** START OF Stored records **

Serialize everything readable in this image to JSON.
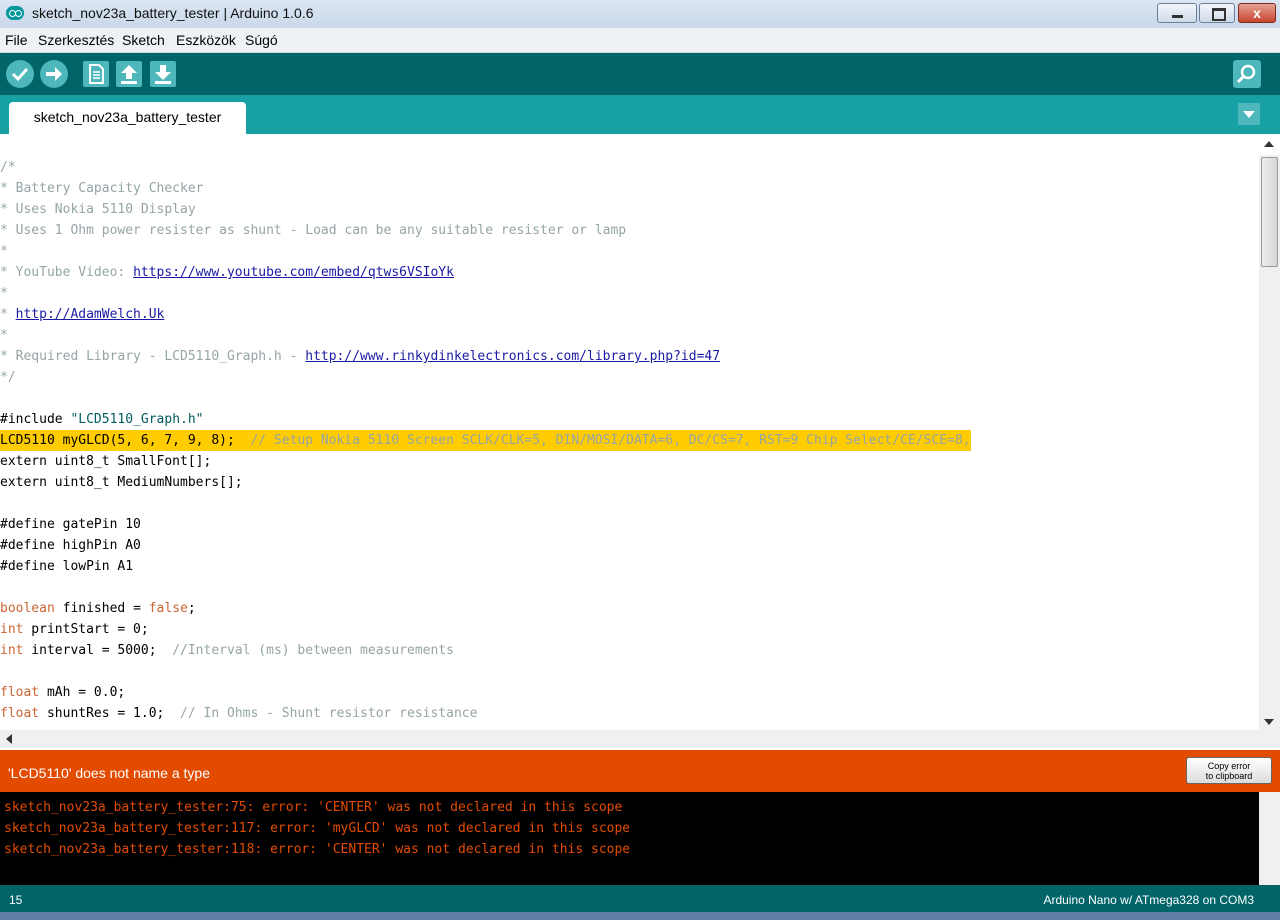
{
  "window": {
    "title": "sketch_nov23a_battery_tester | Arduino 1.0.6",
    "close_label": "x"
  },
  "menu": [
    "File",
    "Szerkesztés",
    "Sketch",
    "Eszközök",
    "Súgó"
  ],
  "toolbar": {
    "icons": [
      "verify-icon",
      "upload-icon",
      "new-icon",
      "open-icon",
      "save-icon",
      "serial-monitor-icon"
    ]
  },
  "tab": {
    "label": "sketch_nov23a_battery_tester"
  },
  "code": {
    "l1": "/*",
    "l2": "* Battery Capacity Checker",
    "l3": "* Uses Nokia 5110 Display",
    "l4": "* Uses 1 Ohm power resister as shunt - Load can be any suitable resister or lamp",
    "l5": "*",
    "l6a": "* YouTube Video: ",
    "l6b": "https://www.youtube.com/embed/qtws6VSIoYk",
    "l7": "*",
    "l8a": "* ",
    "l8b": "http://AdamWelch.Uk",
    "l9": "*",
    "l10a": "* Required Library - LCD5110_Graph.h - ",
    "l10b": "http://www.rinkydinkelectronics.com/library.php?id=47",
    "l11": "*/",
    "l13a": "#include ",
    "l13b": "\"LCD5110_Graph.h\"",
    "l14a": "LCD5110 myGLCD(5, 6, 7, 9, 8);  ",
    "l14b": "// Setup Nokia 5110 Screen SCLK/CLK=5, DIN/MOSI/DATA=6, DC/CS=7, RST=9 Chip Select/CE/SCE=8,",
    "l15": "extern uint8_t SmallFont[];",
    "l16": "extern uint8_t MediumNumbers[];",
    "l18": "#define gatePin 10",
    "l19": "#define highPin A0",
    "l20": "#define lowPin A1",
    "l22a": "boolean",
    "l22b": " finished = ",
    "l22c": "false",
    "l22d": ";",
    "l23a": "int",
    "l23b": " printStart = 0;",
    "l24a": "int",
    "l24b": " interval = 5000;  ",
    "l24c": "//Interval (ms) between measurements",
    "l26a": "float",
    "l26b": " mAh = 0.0;",
    "l27a": "float",
    "l27b": " shuntRes = 1.0;  ",
    "l27c": "// In Ohms - Shunt resistor resistance"
  },
  "message": {
    "text": "'LCD5110' does not name a type",
    "copy_line1": "Copy error",
    "copy_line2": "to clipboard"
  },
  "console": [
    "sketch_nov23a_battery_tester:75: error: 'CENTER' was not declared in this scope",
    "sketch_nov23a_battery_tester:117: error: 'myGLCD' was not declared in this scope",
    "sketch_nov23a_battery_tester:118: error: 'CENTER' was not declared in this scope"
  ],
  "status": {
    "line_number": "15",
    "board": "Arduino Nano w/ ATmega328 on COM3"
  },
  "colors": {
    "toolbar": "#006468",
    "tabstrip": "#17a1a5",
    "error_bar": "#e34c00",
    "highlight": "#ffcc00"
  }
}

** END OF Stored records **

- Stated exercise -
Retype each entry precisely. Skip images entirely.

- Complete output -
Serialize everything readable in this image to JSON.
{
  "window": {
    "title": "sketch_nov23a_battery_tester | Arduino 1.0.6",
    "close_label": "x"
  },
  "menu": [
    "File",
    "Szerkesztés",
    "Sketch",
    "Eszközök",
    "Súgó"
  ],
  "toolbar": {
    "icons": [
      "verify-icon",
      "upload-icon",
      "new-icon",
      "open-icon",
      "save-icon",
      "serial-monitor-icon"
    ]
  },
  "tab": {
    "label": "sketch_nov23a_battery_tester"
  },
  "code": {
    "l1": "/*",
    "l2": "* Battery Capacity Checker",
    "l3": "* Uses Nokia 5110 Display",
    "l4": "* Uses 1 Ohm power resister as shunt - Load can be any suitable resister or lamp",
    "l5": "*",
    "l6a": "* YouTube Video: ",
    "l6b": "https://www.youtube.com/embed/qtws6VSIoYk",
    "l7": "*",
    "l8a": "* ",
    "l8b": "http://AdamWelch.Uk",
    "l9": "*",
    "l10a": "* Required Library - LCD5110_Graph.h - ",
    "l10b": "http://www.rinkydinkelectronics.com/library.php?id=47",
    "l11": "*/",
    "l13a": "#include ",
    "l13b": "\"LCD5110_Graph.h\"",
    "l14a": "LCD5110 myGLCD(5, 6, 7, 9, 8);  ",
    "l14b": "// Setup Nokia 5110 Screen SCLK/CLK=5, DIN/MOSI/DATA=6, DC/CS=7, RST=9 Chip Select/CE/SCE=8,",
    "l15": "extern uint8_t SmallFont[];",
    "l16": "extern uint8_t MediumNumbers[];",
    "l18": "#define gatePin 10",
    "l19": "#define highPin A0",
    "l20": "#define lowPin A1",
    "l22a": "boolean",
    "l22b": " finished = ",
    "l22c": "false",
    "l22d": ";",
    "l23a": "int",
    "l23b": " printStart = 0;",
    "l24a": "int",
    "l24b": " interval = 5000;  ",
    "l24c": "//Interval (ms) between measurements",
    "l26a": "float",
    "l26b": " mAh = 0.0;",
    "l27a": "float",
    "l27b": " shuntRes = 1.0;  ",
    "l27c": "// In Ohms - Shunt resistor resistance"
  },
  "message": {
    "text": "'LCD5110' does not name a type",
    "copy_line1": "Copy error",
    "copy_line2": "to clipboard"
  },
  "console": [
    "sketch_nov23a_battery_tester:75: error: 'CENTER' was not declared in this scope",
    "sketch_nov23a_battery_tester:117: error: 'myGLCD' was not declared in this scope",
    "sketch_nov23a_battery_tester:118: error: 'CENTER' was not declared in this scope"
  ],
  "status": {
    "line_number": "15",
    "board": "Arduino Nano w/ ATmega328 on COM3"
  },
  "colors": {
    "toolbar": "#006468",
    "tabstrip": "#17a1a5",
    "error_bar": "#e34c00",
    "highlight": "#ffcc00"
  }
}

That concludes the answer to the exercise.